▶ **PETUNJUK LATIHAN**
Tolong tuliskan semua nama diri (nama orang, tempat, negara, dan agama) yang muncul dalam teks tentang Muhammad Al-Fatih, masing-masing satu kali sesuai urutan kemunculannya.

▶ **TEKS BACAAN**

Apa yang muncul di benak kita saat mendengar atau membaca nama “Muhammad Al-Fatih”? Ya, “Sang penakluk Konstantinopel.” Nama itu menjadi abadi dalam goresan tinta sejarah peradaban Islam berkat prestasi gemilangnya memporak-porandakan Kekaisaran Bizantium sekitar 572 tahun yang lalu, meruntuhkan kekuatan terbesar Kristen Timur dan membuka jalan peradaban baru adalah sebuah pencapaian ikonik. Maka, tidak berlebihan kiranya. Jika penulis beranggapan bahwa tidak ada satu pun kepemimpinan dalam dunia Islam yang mampu menandingi kehebatan dan prestasi yang berhasil ia torehkan.

▶ **BAHAN YANG DISEDIAKAN**
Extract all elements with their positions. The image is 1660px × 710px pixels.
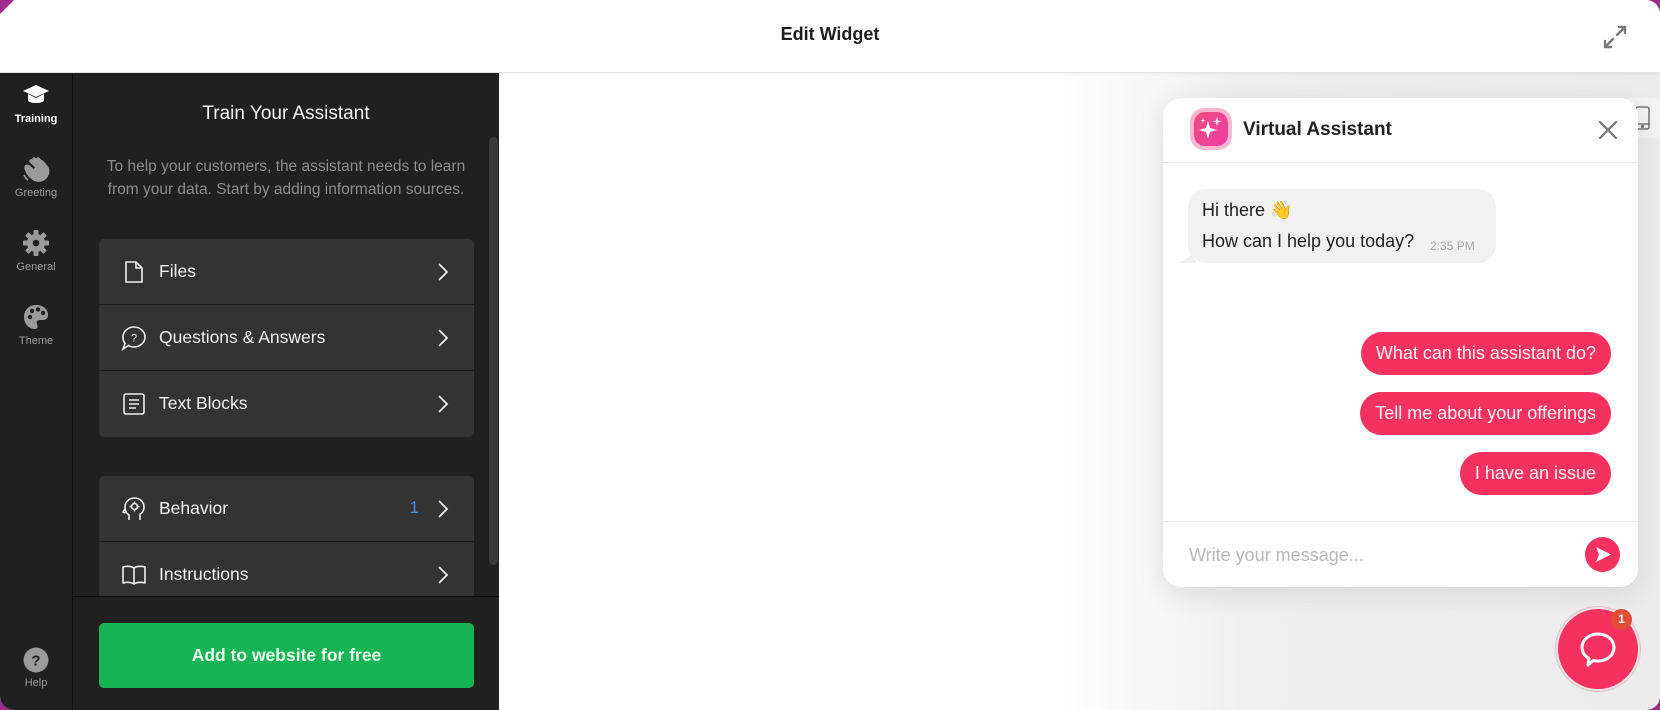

---

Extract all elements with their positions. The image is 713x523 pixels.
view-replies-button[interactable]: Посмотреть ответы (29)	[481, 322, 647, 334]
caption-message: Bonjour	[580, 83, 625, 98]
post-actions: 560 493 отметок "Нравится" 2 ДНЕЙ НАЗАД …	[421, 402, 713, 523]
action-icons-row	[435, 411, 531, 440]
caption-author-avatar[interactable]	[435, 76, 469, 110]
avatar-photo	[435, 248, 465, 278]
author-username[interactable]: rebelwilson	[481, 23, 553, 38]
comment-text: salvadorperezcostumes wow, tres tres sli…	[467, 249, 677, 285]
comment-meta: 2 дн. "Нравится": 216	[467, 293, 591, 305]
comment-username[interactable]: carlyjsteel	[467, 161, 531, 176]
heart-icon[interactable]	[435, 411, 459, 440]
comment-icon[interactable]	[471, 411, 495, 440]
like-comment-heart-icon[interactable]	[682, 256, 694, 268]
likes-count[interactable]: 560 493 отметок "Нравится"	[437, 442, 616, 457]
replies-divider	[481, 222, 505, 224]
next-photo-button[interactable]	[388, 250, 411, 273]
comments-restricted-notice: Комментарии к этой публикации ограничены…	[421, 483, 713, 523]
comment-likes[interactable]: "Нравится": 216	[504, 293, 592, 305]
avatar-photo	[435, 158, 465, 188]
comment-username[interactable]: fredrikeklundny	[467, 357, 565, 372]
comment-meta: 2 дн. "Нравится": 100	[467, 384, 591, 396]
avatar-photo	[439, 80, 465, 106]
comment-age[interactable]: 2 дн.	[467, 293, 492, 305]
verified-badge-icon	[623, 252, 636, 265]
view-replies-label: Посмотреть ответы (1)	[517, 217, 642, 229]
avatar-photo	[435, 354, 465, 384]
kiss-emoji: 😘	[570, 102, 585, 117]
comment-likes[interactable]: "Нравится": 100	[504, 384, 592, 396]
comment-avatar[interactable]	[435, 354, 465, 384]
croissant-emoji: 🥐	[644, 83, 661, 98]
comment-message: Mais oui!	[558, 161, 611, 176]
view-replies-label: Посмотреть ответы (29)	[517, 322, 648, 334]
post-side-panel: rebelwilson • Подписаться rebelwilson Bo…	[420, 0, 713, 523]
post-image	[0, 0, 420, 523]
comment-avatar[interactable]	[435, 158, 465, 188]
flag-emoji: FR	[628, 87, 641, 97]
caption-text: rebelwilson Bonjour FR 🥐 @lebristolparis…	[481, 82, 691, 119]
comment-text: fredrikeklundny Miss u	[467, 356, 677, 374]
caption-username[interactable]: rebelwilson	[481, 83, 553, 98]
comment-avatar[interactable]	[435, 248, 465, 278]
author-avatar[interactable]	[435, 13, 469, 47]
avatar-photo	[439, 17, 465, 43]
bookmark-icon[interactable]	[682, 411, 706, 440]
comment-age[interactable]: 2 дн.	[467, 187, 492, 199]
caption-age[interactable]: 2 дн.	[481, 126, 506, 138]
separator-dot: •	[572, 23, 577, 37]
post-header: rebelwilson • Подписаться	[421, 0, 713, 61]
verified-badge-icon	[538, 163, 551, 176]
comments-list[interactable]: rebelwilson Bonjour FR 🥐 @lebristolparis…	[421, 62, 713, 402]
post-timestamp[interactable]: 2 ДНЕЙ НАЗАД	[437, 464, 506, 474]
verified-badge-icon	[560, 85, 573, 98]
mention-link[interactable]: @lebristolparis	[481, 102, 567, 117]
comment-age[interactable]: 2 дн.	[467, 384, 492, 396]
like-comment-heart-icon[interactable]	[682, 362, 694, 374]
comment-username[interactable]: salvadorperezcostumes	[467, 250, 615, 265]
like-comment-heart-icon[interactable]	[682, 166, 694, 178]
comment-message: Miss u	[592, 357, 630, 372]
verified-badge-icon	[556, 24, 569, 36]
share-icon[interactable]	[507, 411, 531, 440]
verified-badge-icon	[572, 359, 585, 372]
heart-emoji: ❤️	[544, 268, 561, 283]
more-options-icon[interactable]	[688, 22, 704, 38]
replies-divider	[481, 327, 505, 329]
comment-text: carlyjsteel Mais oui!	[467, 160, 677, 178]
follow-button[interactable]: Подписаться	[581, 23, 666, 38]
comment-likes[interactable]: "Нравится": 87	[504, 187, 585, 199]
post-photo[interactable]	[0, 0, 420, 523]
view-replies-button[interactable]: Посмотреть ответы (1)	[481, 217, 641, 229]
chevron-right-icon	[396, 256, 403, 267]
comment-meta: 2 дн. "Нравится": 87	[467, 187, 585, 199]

==

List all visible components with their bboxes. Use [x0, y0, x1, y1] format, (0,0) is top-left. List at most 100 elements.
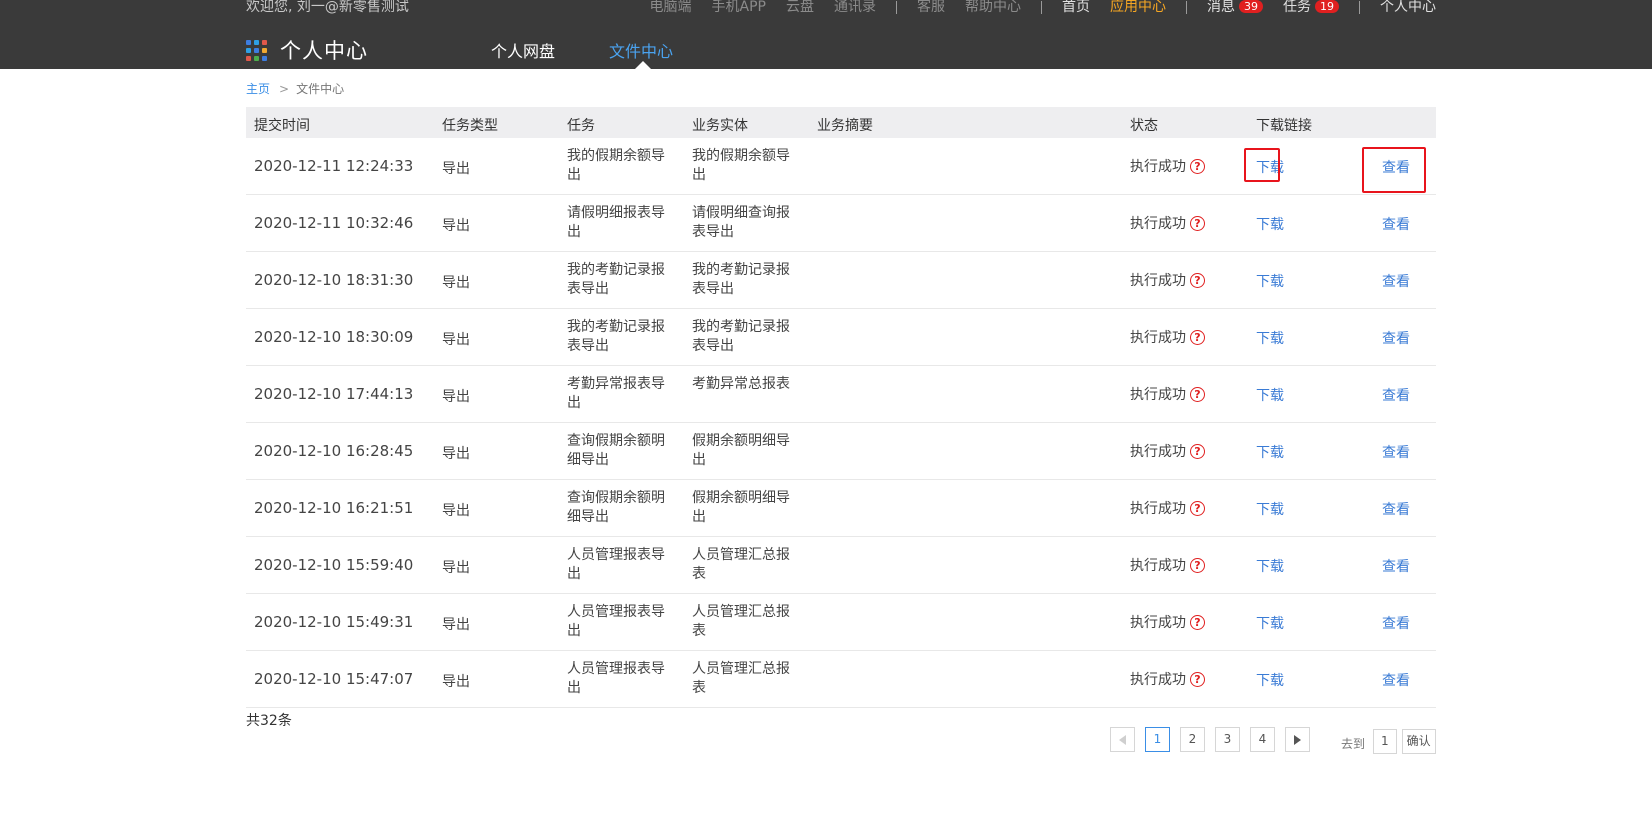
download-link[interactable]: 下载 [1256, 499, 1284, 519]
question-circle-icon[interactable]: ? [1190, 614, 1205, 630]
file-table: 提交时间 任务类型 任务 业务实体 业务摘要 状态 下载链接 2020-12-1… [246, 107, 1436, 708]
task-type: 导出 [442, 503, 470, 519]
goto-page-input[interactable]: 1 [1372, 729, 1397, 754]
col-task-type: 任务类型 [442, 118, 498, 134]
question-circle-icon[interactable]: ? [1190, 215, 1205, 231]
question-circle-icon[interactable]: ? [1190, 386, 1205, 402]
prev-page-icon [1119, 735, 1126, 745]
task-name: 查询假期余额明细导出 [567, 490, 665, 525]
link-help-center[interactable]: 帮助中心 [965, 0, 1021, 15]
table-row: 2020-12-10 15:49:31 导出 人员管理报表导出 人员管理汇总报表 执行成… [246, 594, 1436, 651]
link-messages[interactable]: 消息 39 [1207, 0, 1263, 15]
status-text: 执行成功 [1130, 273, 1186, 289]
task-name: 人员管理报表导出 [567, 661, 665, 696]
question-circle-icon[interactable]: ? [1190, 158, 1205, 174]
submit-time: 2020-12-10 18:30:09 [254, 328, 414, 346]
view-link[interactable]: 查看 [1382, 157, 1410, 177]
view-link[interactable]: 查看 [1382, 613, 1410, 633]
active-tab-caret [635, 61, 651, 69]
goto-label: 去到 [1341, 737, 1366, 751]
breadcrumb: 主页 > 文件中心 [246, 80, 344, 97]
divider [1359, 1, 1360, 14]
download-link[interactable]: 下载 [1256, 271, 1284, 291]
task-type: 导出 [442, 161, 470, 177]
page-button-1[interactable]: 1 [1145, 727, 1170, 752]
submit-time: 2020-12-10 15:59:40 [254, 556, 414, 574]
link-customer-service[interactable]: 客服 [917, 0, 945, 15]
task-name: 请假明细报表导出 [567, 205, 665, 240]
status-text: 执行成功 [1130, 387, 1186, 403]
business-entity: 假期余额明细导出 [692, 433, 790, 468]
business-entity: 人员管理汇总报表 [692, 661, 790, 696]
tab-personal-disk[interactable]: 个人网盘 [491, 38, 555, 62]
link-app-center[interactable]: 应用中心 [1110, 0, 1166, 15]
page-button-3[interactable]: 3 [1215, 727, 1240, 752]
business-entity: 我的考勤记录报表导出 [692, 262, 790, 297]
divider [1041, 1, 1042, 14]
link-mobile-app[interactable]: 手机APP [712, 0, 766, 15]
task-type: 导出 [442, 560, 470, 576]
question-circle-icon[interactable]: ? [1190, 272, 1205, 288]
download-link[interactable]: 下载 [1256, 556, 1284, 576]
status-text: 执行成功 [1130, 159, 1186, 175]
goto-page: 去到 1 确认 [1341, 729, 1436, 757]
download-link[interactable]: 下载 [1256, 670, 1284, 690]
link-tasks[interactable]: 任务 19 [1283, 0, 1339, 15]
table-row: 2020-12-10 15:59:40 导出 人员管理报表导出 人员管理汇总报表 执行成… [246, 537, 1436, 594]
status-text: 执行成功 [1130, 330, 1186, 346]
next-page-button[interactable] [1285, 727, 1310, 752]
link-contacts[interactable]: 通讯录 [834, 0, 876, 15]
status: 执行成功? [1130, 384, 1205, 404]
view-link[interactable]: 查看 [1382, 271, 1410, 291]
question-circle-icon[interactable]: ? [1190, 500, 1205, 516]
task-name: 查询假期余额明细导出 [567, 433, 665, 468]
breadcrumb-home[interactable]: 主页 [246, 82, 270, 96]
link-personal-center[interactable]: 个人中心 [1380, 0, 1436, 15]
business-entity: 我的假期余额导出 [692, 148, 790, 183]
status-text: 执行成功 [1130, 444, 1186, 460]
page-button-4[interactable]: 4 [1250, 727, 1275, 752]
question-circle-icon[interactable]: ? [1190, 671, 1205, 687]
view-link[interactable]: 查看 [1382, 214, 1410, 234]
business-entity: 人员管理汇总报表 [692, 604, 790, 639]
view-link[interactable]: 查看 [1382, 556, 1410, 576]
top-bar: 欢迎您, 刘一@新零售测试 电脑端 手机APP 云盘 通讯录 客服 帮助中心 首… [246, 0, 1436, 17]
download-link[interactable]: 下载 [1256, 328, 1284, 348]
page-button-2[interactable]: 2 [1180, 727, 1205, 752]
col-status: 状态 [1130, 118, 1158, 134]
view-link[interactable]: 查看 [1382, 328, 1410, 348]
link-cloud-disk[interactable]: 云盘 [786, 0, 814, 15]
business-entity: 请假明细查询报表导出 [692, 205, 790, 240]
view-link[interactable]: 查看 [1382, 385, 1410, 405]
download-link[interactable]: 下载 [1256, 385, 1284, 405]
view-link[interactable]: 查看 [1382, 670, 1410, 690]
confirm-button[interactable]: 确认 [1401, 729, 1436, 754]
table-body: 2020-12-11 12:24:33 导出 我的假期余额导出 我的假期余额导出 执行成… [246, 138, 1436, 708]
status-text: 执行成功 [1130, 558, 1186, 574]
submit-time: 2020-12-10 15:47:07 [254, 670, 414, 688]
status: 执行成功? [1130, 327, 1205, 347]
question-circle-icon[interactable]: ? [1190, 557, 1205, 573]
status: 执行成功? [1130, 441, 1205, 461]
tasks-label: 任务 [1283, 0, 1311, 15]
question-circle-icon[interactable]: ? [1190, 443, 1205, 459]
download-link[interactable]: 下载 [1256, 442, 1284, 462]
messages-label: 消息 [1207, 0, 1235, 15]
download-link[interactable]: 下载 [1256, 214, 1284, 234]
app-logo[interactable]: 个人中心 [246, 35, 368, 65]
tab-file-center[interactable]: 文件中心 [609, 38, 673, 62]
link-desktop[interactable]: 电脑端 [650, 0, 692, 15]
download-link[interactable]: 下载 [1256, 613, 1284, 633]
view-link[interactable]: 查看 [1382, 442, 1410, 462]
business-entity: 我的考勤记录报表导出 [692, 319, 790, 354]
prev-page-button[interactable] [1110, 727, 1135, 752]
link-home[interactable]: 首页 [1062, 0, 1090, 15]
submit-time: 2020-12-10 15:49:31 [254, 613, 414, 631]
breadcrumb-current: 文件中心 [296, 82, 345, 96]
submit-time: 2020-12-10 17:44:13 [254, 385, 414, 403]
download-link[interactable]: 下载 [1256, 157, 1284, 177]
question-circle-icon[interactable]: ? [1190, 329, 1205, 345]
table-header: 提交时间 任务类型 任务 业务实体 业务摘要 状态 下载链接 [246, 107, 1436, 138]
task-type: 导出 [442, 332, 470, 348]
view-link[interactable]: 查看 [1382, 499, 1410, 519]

▶ **HASIL JAWABAN**
- Muhammad Al-Fatih
- Konstantinopel
- Islam
- Kekaisaran Bizantium
- Kristen Timur